■ **LISTED RECORDS**
[BEGIN]
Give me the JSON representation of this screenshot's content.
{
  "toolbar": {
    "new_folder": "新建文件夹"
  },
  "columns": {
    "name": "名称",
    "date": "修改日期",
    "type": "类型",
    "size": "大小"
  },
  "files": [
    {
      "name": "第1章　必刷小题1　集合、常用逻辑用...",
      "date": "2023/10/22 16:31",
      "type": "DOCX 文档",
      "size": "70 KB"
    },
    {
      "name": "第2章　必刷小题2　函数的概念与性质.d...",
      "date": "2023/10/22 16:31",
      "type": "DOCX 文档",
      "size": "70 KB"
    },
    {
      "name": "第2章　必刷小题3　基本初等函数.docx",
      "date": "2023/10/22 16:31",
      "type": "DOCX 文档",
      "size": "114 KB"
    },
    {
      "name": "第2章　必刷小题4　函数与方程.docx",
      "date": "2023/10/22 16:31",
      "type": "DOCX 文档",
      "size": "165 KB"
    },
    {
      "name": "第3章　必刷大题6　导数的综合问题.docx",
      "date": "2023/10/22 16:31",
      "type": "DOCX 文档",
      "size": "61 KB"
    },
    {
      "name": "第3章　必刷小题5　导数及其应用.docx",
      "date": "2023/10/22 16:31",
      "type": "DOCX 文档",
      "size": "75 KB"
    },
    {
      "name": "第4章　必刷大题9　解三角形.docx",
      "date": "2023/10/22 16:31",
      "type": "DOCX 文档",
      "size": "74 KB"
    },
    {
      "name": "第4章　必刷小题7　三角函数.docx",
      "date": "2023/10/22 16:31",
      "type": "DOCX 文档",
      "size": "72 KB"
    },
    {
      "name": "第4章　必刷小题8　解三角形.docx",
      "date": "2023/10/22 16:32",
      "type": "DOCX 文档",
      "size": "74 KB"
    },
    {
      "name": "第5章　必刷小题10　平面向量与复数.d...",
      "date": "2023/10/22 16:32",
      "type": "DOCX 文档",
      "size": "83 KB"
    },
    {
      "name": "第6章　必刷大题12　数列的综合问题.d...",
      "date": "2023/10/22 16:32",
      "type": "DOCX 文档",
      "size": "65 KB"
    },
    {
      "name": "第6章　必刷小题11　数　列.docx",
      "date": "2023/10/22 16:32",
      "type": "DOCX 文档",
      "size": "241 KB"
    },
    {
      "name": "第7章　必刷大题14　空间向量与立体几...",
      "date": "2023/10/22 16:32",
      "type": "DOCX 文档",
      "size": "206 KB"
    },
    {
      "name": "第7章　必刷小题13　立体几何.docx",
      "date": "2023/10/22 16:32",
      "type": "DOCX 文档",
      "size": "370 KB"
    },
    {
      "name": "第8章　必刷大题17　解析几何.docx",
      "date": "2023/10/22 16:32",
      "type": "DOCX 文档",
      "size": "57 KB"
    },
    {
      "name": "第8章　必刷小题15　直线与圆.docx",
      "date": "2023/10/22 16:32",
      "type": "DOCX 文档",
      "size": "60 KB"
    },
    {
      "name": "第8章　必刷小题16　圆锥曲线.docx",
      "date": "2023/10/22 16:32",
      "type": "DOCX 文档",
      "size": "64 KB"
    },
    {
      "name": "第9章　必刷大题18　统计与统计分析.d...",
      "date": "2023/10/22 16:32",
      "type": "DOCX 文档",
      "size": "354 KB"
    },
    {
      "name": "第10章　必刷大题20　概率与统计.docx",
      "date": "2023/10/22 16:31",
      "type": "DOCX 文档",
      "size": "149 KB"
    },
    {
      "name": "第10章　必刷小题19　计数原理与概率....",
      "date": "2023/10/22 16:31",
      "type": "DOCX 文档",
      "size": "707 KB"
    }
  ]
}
[END]
Return the full listing, character for character.

■ **EXERCISE OUTPUT**
Give me the JSON representation of this screenshot's content.
{
  "toolbar": {
    "new_folder": "新建文件夹"
  },
  "columns": {
    "name": "名称",
    "date": "修改日期",
    "type": "类型",
    "size": "大小"
  },
  "files": [
    {
      "name": "第1章　必刷小题1　集合、常用逻辑用...",
      "date": "2023/10/22 16:31",
      "type": "DOCX 文档",
      "size": "70 KB"
    },
    {
      "name": "第2章　必刷小题2　函数的概念与性质.d...",
      "date": "2023/10/22 16:31",
      "type": "DOCX 文档",
      "size": "70 KB"
    },
    {
      "name": "第2章　必刷小题3　基本初等函数.docx",
      "date": "2023/10/22 16:31",
      "type": "DOCX 文档",
      "size": "114 KB"
    },
    {
      "name": "第2章　必刷小题4　函数与方程.docx",
      "date": "2023/10/22 16:31",
      "type": "DOCX 文档",
      "size": "165 KB"
    },
    {
      "name": "第3章　必刷大题6　导数的综合问题.docx",
      "date": "2023/10/22 16:31",
      "type": "DOCX 文档",
      "size": "61 KB"
    },
    {
      "name": "第3章　必刷小题5　导数及其应用.docx",
      "date": "2023/10/22 16:31",
      "type": "DOCX 文档",
      "size": "75 KB"
    },
    {
      "name": "第4章　必刷大题9　解三角形.docx",
      "date": "2023/10/22 16:31",
      "type": "DOCX 文档",
      "size": "74 KB"
    },
    {
      "name": "第4章　必刷小题7　三角函数.docx",
      "date": "2023/10/22 16:31",
      "type": "DOCX 文档",
      "size": "72 KB"
    },
    {
      "name": "第4章　必刷小题8　解三角形.docx",
      "date": "2023/10/22 16:32",
      "type": "DOCX 文档",
      "size": "74 KB"
    },
    {
      "name": "第5章　必刷小题10　平面向量与复数.d...",
      "date": "2023/10/22 16:32",
      "type": "DOCX 文档",
      "size": "83 KB"
    },
    {
      "name": "第6章　必刷大题12　数列的综合问题.d...",
      "date": "2023/10/22 16:32",
      "type": "DOCX 文档",
      "size": "65 KB"
    },
    {
      "name": "第6章　必刷小题11　数　列.docx",
      "date": "2023/10/22 16:32",
      "type": "DOCX 文档",
      "size": "241 KB"
    },
    {
      "name": "第7章　必刷大题14　空间向量与立体几...",
      "date": "2023/10/22 16:32",
      "type": "DOCX 文档",
      "size": "206 KB"
    },
    {
      "name": "第7章　必刷小题13　立体几何.docx",
      "date": "2023/10/22 16:32",
      "type": "DOCX 文档",
      "size": "370 KB"
    },
    {
      "name": "第8章　必刷大题17　解析几何.docx",
      "date": "2023/10/22 16:32",
      "type": "DOCX 文档",
      "size": "57 KB"
    },
    {
      "name": "第8章　必刷小题15　直线与圆.docx",
      "date": "2023/10/22 16:32",
      "type": "DOCX 文档",
      "size": "60 KB"
    },
    {
      "name": "第8章　必刷小题16　圆锥曲线.docx",
      "date": "2023/10/22 16:32",
      "type": "DOCX 文档",
      "size": "64 KB"
    },
    {
      "name": "第9章　必刷大题18　统计与统计分析.d...",
      "date": "2023/10/22 16:32",
      "type": "DOCX 文档",
      "size": "354 KB"
    },
    {
      "name": "第10章　必刷大题20　概率与统计.docx",
      "date": "2023/10/22 16:31",
      "type": "DOCX 文档",
      "size": "149 KB"
    },
    {
      "name": "第10章　必刷小题19　计数原理与概率....",
      "date": "2023/10/22 16:31",
      "type": "DOCX 文档",
      "size": "707 KB"
    }
  ]
}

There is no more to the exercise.